=== SOURCE RECORDS ===
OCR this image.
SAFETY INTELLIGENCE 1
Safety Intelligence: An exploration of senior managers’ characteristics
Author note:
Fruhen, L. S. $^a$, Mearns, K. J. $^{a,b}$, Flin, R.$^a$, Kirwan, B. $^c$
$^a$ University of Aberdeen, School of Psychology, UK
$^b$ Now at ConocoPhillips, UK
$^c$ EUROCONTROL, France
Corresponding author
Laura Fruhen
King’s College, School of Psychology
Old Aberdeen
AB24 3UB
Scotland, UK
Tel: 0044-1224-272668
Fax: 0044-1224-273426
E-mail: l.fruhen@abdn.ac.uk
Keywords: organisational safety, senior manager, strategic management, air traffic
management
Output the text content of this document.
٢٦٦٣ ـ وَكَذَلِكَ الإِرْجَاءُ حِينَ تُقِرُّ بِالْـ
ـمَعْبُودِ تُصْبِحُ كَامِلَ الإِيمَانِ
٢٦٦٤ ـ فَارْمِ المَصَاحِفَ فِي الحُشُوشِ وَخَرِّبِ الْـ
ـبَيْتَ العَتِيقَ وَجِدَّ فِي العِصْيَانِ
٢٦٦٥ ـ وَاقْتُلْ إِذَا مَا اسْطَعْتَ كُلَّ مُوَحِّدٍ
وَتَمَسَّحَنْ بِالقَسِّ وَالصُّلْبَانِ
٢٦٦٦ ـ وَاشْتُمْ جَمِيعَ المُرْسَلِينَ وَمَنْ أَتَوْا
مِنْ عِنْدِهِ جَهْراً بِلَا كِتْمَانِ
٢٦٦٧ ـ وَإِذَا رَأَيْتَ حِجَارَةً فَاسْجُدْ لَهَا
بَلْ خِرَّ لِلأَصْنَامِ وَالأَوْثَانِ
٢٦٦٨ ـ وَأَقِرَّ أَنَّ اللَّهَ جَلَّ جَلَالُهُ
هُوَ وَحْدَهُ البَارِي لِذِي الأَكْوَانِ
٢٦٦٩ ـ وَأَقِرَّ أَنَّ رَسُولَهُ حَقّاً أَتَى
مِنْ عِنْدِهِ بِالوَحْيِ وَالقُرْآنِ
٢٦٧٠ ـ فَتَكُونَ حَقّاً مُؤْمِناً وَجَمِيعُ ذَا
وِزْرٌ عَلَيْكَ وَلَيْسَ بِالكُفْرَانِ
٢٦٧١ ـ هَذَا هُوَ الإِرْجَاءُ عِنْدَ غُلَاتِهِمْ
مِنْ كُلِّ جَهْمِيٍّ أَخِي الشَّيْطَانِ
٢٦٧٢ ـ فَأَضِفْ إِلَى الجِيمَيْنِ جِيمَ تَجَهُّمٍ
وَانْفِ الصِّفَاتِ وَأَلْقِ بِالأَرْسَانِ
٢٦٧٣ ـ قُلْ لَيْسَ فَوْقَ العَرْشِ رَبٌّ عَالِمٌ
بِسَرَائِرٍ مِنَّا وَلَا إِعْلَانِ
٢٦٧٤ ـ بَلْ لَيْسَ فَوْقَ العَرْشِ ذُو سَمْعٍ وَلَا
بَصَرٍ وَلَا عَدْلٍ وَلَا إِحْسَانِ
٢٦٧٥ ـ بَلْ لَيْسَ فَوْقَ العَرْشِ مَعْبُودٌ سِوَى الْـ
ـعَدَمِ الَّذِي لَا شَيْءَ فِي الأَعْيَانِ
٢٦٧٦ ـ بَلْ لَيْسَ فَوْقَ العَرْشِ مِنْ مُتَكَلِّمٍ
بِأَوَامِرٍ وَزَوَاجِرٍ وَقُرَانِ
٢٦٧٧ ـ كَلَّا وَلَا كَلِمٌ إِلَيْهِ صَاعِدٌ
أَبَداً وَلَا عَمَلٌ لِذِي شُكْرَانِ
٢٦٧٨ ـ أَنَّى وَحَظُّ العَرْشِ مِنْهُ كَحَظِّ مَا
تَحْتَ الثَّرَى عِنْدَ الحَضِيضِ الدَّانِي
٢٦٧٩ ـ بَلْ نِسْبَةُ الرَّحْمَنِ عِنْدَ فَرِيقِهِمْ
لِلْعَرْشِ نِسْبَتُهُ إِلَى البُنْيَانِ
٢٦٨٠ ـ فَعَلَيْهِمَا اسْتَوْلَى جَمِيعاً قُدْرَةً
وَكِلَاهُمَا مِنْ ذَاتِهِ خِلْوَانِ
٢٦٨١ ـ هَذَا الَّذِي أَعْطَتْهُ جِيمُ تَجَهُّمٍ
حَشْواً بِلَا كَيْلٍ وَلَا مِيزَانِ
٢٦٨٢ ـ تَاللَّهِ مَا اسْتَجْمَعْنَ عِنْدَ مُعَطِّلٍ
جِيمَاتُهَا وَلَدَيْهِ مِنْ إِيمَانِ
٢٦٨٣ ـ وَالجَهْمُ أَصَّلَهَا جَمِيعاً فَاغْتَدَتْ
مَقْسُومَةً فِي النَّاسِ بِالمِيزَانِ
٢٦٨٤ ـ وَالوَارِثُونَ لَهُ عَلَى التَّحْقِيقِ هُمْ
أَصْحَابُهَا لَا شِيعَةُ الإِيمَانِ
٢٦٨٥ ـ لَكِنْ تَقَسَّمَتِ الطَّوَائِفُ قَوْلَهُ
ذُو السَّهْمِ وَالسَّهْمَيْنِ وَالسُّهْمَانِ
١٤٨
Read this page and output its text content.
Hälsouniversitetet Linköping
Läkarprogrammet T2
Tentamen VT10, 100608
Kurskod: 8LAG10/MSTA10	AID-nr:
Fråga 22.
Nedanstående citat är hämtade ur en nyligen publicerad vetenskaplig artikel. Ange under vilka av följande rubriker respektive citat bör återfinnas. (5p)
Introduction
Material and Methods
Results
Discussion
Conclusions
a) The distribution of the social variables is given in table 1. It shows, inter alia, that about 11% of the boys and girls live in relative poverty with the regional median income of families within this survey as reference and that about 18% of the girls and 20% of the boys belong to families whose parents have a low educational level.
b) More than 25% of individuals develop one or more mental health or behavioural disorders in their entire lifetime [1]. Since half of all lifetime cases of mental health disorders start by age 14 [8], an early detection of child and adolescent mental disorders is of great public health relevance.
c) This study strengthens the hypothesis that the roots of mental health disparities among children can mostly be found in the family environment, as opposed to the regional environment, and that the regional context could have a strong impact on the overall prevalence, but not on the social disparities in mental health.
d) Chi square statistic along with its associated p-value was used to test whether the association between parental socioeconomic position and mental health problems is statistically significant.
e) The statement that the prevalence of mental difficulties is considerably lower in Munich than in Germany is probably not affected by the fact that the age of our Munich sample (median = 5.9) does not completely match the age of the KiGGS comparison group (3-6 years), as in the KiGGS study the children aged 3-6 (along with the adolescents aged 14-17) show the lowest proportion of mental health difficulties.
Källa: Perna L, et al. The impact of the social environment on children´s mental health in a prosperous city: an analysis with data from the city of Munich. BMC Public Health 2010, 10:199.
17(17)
===
_PROBLEM DETAILS:_ Copy out every line in the listing where the word "Aberdeen" appears.

_OUTPUT FOR THIS EXERCISE:_
$^a$ University of Aberdeen, School of Psychology, UK
Old Aberdeen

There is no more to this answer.